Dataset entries
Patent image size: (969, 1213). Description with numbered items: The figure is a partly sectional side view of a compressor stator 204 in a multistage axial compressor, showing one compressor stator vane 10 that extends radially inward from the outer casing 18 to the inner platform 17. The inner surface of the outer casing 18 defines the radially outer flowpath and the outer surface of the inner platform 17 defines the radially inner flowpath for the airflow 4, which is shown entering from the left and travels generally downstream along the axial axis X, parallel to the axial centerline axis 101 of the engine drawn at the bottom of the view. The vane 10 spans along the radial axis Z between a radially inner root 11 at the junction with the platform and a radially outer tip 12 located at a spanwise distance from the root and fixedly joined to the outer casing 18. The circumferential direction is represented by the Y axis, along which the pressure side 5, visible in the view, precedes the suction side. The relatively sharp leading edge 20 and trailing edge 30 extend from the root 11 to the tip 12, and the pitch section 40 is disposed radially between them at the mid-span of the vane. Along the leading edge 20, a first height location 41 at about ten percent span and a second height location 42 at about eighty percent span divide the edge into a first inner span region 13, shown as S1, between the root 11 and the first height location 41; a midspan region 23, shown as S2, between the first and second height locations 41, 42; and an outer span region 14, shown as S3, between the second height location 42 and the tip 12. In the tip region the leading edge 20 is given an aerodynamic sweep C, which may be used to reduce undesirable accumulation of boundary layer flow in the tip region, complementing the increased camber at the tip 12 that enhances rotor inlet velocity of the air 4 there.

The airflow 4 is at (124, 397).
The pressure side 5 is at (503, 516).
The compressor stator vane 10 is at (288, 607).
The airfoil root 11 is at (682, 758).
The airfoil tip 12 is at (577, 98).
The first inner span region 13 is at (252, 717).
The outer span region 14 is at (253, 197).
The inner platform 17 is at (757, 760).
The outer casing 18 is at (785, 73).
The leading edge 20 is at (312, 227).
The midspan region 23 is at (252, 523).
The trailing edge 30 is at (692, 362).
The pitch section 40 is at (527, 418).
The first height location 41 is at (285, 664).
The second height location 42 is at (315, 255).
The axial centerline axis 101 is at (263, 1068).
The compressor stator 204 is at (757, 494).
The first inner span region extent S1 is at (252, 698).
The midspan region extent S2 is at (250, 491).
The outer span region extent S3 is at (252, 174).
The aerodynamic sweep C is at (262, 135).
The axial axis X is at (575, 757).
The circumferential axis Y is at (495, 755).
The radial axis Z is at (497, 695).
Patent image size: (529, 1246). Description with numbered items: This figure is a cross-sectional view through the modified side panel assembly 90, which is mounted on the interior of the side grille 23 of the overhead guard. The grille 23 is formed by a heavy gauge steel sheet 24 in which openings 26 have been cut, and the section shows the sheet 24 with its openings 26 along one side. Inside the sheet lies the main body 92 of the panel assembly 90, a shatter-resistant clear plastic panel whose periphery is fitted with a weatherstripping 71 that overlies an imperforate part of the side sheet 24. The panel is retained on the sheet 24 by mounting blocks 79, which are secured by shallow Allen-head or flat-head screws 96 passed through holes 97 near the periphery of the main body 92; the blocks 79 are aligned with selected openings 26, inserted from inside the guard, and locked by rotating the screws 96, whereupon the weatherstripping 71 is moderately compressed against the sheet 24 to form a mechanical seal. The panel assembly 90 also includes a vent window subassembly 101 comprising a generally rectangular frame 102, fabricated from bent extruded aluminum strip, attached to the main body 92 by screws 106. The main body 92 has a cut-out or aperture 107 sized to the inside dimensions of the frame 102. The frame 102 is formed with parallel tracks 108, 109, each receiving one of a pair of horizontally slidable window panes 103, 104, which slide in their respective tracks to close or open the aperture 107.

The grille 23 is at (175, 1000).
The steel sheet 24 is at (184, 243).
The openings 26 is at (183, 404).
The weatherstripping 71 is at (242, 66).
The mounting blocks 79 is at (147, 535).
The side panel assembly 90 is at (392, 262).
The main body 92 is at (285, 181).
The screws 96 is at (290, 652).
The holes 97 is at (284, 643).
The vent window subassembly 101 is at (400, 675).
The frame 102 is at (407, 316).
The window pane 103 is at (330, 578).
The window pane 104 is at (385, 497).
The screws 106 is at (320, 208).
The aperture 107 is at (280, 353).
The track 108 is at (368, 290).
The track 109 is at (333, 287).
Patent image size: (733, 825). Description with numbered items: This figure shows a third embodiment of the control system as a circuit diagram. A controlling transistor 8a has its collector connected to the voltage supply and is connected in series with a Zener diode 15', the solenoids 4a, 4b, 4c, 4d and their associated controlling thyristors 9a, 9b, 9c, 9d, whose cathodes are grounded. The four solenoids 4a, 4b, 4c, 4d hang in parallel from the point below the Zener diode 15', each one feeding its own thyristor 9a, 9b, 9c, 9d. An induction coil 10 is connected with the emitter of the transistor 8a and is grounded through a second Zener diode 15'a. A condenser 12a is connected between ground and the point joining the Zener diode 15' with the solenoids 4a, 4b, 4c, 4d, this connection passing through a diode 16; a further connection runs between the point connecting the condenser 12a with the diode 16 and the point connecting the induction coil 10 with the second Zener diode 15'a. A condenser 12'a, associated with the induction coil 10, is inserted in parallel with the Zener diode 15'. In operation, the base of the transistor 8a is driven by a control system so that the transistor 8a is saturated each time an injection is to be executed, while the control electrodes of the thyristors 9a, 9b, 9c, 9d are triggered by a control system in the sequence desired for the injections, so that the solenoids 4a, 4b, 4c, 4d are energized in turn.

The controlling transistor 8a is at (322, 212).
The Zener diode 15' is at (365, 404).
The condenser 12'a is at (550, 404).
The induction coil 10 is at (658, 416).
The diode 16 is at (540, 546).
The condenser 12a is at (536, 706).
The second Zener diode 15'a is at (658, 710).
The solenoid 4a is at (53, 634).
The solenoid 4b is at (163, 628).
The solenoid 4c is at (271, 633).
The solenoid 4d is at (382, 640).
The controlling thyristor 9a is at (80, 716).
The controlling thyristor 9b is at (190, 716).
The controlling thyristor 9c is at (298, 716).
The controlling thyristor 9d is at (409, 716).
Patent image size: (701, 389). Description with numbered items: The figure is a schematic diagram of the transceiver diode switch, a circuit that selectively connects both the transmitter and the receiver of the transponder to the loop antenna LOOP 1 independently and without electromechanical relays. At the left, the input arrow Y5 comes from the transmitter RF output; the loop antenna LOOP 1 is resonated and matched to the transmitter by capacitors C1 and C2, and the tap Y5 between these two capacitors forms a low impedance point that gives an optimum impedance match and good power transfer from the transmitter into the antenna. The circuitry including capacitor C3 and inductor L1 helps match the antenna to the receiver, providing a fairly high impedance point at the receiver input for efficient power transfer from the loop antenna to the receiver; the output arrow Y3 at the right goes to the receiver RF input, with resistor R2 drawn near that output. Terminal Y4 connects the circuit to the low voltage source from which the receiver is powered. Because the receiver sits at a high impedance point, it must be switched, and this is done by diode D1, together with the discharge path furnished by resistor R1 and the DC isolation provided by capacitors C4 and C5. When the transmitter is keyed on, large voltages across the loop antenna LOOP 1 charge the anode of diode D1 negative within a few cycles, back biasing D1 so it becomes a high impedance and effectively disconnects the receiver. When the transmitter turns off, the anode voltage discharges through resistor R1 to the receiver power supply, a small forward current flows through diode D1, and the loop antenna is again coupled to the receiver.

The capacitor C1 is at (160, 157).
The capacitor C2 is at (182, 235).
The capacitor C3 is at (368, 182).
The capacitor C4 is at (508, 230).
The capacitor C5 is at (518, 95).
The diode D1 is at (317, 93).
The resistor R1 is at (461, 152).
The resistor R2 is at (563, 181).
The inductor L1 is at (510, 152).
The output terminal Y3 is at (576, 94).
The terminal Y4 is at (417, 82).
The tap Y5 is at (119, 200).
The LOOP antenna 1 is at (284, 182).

• **AIM OF THE TASK**
Rename "Description with numbered items" to "Numbered description" throughout the rows above, and reproduce every other part of them unchanged.

• **OUTPUT BELOW**
Patent image size: (969, 1213). Numbered description: The figure is a partly sectional side view of a compressor stator 204 in a multistage axial compressor, showing one compressor stator vane 10 that extends radially inward from the outer casing 18 to the inner platform 17. The inner surface of the outer casing 18 defines the radially outer flowpath and the outer surface of the inner platform 17 defines the radially inner flowpath for the airflow 4, which is shown entering from the left and travels generally downstream along the axial axis X, parallel to the axial centerline axis 101 of the engine drawn at the bottom of the view. The vane 10 spans along the radial axis Z between a radially inner root 11 at the junction with the platform and a radially outer tip 12 located at a spanwise distance from the root and fixedly joined to the outer casing 18. The circumferential direction is represented by the Y axis, along which the pressure side 5, visible in the view, precedes the suction side. The relatively sharp leading edge 20 and trailing edge 30 extend from the root 11 to the tip 12, and the pitch section 40 is disposed radially between them at the mid-span of the vane. Along the leading edge 20, a first height location 41 at about ten percent span and a second height location 42 at about eighty percent span divide the edge into a first inner span region 13, shown as S1, between the root 11 and the first height location 41; a midspan region 23, shown as S2, between the first and second height locations 41, 42; and an outer span region 14, shown as S3, between the second height location 42 and the tip 12. In the tip region the leading edge 20 is given an aerodynamic sweep C, which may be used to reduce undesirable accumulation of boundary layer flow in the tip region, complementing the increased camber at the tip 12 that enhances rotor inlet velocity of the air 4 there.

The airflow 4 is at (124, 397).
The pressure side 5 is at (503, 516).
The compressor stator vane 10 is at (288, 607).
The airfoil root 11 is at (682, 758).
The airfoil tip 12 is at (577, 98).
The first inner span region 13 is at (252, 717).
The outer span region 14 is at (253, 197).
The inner platform 17 is at (757, 760).
The outer casing 18 is at (785, 73).
The leading edge 20 is at (312, 227).
The midspan region 23 is at (252, 523).
The trailing edge 30 is at (692, 362).
The pitch section 40 is at (527, 418).
The first height location 41 is at (285, 664).
The second height location 42 is at (315, 255).
The axial centerline axis 101 is at (263, 1068).
The compressor stator 204 is at (757, 494).
The first inner span region extent S1 is at (252, 698).
The midspan region extent S2 is at (250, 491).
The outer span region extent S3 is at (252, 174).
The aerodynamic sweep C is at (262, 135).
The axial axis X is at (575, 757).
The circumferential axis Y is at (495, 755).
The radial axis Z is at (497, 695).
Patent image size: (529, 1246). Numbered description: This figure is a cross-sectional view through the modified side panel assembly 90, which is mounted on the interior of the side grille 23 of the overhead guard. The grille 23 is formed by a heavy gauge steel sheet 24 in which openings 26 have been cut, and the section shows the sheet 24 with its openings 26 along one side. Inside the sheet lies the main body 92 of the panel assembly 90, a shatter-resistant clear plastic panel whose periphery is fitted with a weatherstripping 71 that overlies an imperforate part of the side sheet 24. The panel is retained on the sheet 24 by mounting blocks 79, which are secured by shallow Allen-head or flat-head screws 96 passed through holes 97 near the periphery of the main body 92; the blocks 79 are aligned with selected openings 26, inserted from inside the guard, and locked by rotating the screws 96, whereupon the weatherstripping 71 is moderately compressed against the sheet 24 to form a mechanical seal. The panel assembly 90 also includes a vent window subassembly 101 comprising a generally rectangular frame 102, fabricated from bent extruded aluminum strip, attached to the main body 92 by screws 106. The main body 92 has a cut-out or aperture 107 sized to the inside dimensions of the frame 102. The frame 102 is formed with parallel tracks 108, 109, each receiving one of a pair of horizontally slidable window panes 103, 104, which slide in their respective tracks to close or open the aperture 107.

The grille 23 is at (175, 1000).
The steel sheet 24 is at (184, 243).
The openings 26 is at (183, 404).
The weatherstripping 71 is at (242, 66).
The mounting blocks 79 is at (147, 535).
The side panel assembly 90 is at (392, 262).
The main body 92 is at (285, 181).
The screws 96 is at (290, 652).
The holes 97 is at (284, 643).
The vent window subassembly 101 is at (400, 675).
The frame 102 is at (407, 316).
The window pane 103 is at (330, 578).
The window pane 104 is at (385, 497).
The screws 106 is at (320, 208).
The aperture 107 is at (280, 353).
The track 108 is at (368, 290).
The track 109 is at (333, 287).
Patent image size: (733, 825). Numbered description: This figure shows a third embodiment of the control system as a circuit diagram. A controlling transistor 8a has its collector connected to the voltage supply and is connected in series with a Zener diode 15', the solenoids 4a, 4b, 4c, 4d and their associated controlling thyristors 9a, 9b, 9c, 9d, whose cathodes are grounded. The four solenoids 4a, 4b, 4c, 4d hang in parallel from the point below the Zener diode 15', each one feeding its own thyristor 9a, 9b, 9c, 9d. An induction coil 10 is connected with the emitter of the transistor 8a and is grounded through a second Zener diode 15'a. A condenser 12a is connected between ground and the point joining the Zener diode 15' with the solenoids 4a, 4b, 4c, 4d, this connection passing through a diode 16; a further connection runs between the point connecting the condenser 12a with the diode 16 and the point connecting the induction coil 10 with the second Zener diode 15'a. A condenser 12'a, associated with the induction coil 10, is inserted in parallel with the Zener diode 15'. In operation, the base of the transistor 8a is driven by a control system so that the transistor 8a is saturated each time an injection is to be executed, while the control electrodes of the thyristors 9a, 9b, 9c, 9d are triggered by a control system in the sequence desired for the injections, so that the solenoids 4a, 4b, 4c, 4d are energized in turn.

The controlling transistor 8a is at (322, 212).
The Zener diode 15' is at (365, 404).
The condenser 12'a is at (550, 404).
The induction coil 10 is at (658, 416).
The diode 16 is at (540, 546).
The condenser 12a is at (536, 706).
The second Zener diode 15'a is at (658, 710).
The solenoid 4a is at (53, 634).
The solenoid 4b is at (163, 628).
The solenoid 4c is at (271, 633).
The solenoid 4d is at (382, 640).
The controlling thyristor 9a is at (80, 716).
The controlling thyristor 9b is at (190, 716).
The controlling thyristor 9c is at (298, 716).
The controlling thyristor 9d is at (409, 716).
Patent image size: (701, 389). Numbered description: The figure is a schematic diagram of the transceiver diode switch, a circuit that selectively connects both the transmitter and the receiver of the transponder to the loop antenna LOOP 1 independently and without electromechanical relays. At the left, the input arrow Y5 comes from the transmitter RF output; the loop antenna LOOP 1 is resonated and matched to the transmitter by capacitors C1 and C2, and the tap Y5 between these two capacitors forms a low impedance point that gives an optimum impedance match and good power transfer from the transmitter into the antenna. The circuitry including capacitor C3 and inductor L1 helps match the antenna to the receiver, providing a fairly high impedance point at the receiver input for efficient power transfer from the loop antenna to the receiver; the output arrow Y3 at the right goes to the receiver RF input, with resistor R2 drawn near that output. Terminal Y4 connects the circuit to the low voltage source from which the receiver is powered. Because the receiver sits at a high impedance point, it must be switched, and this is done by diode D1, together with the discharge path furnished by resistor R1 and the DC isolation provided by capacitors C4 and C5. When the transmitter is keyed on, large voltages across the loop antenna LOOP 1 charge the anode of diode D1 negative within a few cycles, back biasing D1 so it becomes a high impedance and effectively disconnects the receiver. When the transmitter turns off, the anode voltage discharges through resistor R1 to the receiver power supply, a small forward current flows through diode D1, and the loop antenna is again coupled to the receiver.

The capacitor C1 is at (160, 157).
The capacitor C2 is at (182, 235).
The capacitor C3 is at (368, 182).
The capacitor C4 is at (508, 230).
The capacitor C5 is at (518, 95).
The diode D1 is at (317, 93).
The resistor R1 is at (461, 152).
The resistor R2 is at (563, 181).
The inductor L1 is at (510, 152).
The output terminal Y3 is at (576, 94).
The terminal Y4 is at (417, 82).
The tap Y5 is at (119, 200).
The LOOP antenna 1 is at (284, 182).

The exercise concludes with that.